■ Direction ■
Set down each entry from the block beneath, exactly as written.
-- begin --
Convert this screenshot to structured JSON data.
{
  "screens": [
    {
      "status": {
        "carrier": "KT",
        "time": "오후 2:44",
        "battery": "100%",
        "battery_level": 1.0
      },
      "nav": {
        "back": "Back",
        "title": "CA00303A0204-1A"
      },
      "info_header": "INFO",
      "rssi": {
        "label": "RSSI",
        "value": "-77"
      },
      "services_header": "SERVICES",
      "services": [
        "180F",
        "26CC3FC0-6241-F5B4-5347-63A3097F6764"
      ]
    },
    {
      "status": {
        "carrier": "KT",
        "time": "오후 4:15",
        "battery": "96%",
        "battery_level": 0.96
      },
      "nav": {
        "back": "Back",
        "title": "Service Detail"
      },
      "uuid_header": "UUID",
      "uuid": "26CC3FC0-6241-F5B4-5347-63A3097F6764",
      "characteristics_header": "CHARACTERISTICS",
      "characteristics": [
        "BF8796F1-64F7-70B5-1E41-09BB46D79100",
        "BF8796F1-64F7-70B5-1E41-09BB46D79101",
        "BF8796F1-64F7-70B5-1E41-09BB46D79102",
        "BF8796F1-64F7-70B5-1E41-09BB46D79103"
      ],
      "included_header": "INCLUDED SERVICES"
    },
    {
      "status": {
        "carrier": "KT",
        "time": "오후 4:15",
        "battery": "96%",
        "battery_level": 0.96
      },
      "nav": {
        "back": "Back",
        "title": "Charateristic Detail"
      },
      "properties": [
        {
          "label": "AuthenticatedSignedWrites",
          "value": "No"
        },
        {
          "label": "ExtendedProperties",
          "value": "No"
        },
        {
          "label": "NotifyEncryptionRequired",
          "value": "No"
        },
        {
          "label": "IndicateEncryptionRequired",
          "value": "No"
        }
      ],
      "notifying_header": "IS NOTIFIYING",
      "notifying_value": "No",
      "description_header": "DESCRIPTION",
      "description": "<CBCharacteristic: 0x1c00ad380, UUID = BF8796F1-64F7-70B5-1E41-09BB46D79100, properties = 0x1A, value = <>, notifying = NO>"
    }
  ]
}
-- end --
■ Answer to the problem ■
Convert this screenshot to structured JSON data.
{
  "screens": [
    {
      "status": {
        "carrier": "KT",
        "time": "오후 2:44",
        "battery": "100%",
        "battery_level": 1.0
      },
      "nav": {
        "back": "Back",
        "title": "CA00303A0204-1A"
      },
      "info_header": "INFO",
      "rssi": {
        "label": "RSSI",
        "value": "-77"
      },
      "services_header": "SERVICES",
      "services": [
        "180F",
        "26CC3FC0-6241-F5B4-5347-63A3097F6764"
      ]
    },
    {
      "status": {
        "carrier": "KT",
        "time": "오후 4:15",
        "battery": "96%",
        "battery_level": 0.96
      },
      "nav": {
        "back": "Back",
        "title": "Service Detail"
      },
      "uuid_header": "UUID",
      "uuid": "26CC3FC0-6241-F5B4-5347-63A3097F6764",
      "characteristics_header": "CHARACTERISTICS",
      "characteristics": [
        "BF8796F1-64F7-70B5-1E41-09BB46D79100",
        "BF8796F1-64F7-70B5-1E41-09BB46D79101",
        "BF8796F1-64F7-70B5-1E41-09BB46D79102",
        "BF8796F1-64F7-70B5-1E41-09BB46D79103"
      ],
      "included_header": "INCLUDED SERVICES"
    },
    {
      "status": {
        "carrier": "KT",
        "time": "오후 4:15",
        "battery": "96%",
        "battery_level": 0.96
      },
      "nav": {
        "back": "Back",
        "title": "Charateristic Detail"
      },
      "properties": [
        {
          "label": "AuthenticatedSignedWrites",
          "value": "No"
        },
        {
          "label": "ExtendedProperties",
          "value": "No"
        },
        {
          "label": "NotifyEncryptionRequired",
          "value": "No"
        },
        {
          "label": "IndicateEncryptionRequired",
          "value": "No"
        }
      ],
      "notifying_header": "IS NOTIFIYING",
      "notifying_value": "No",
      "description_header": "DESCRIPTION",
      "description": "<CBCharacteristic: 0x1c00ad380, UUID = BF8796F1-64F7-70B5-1E41-09BB46D79100, properties = 0x1A, value = <>, notifying = NO>"
    }
  ]
}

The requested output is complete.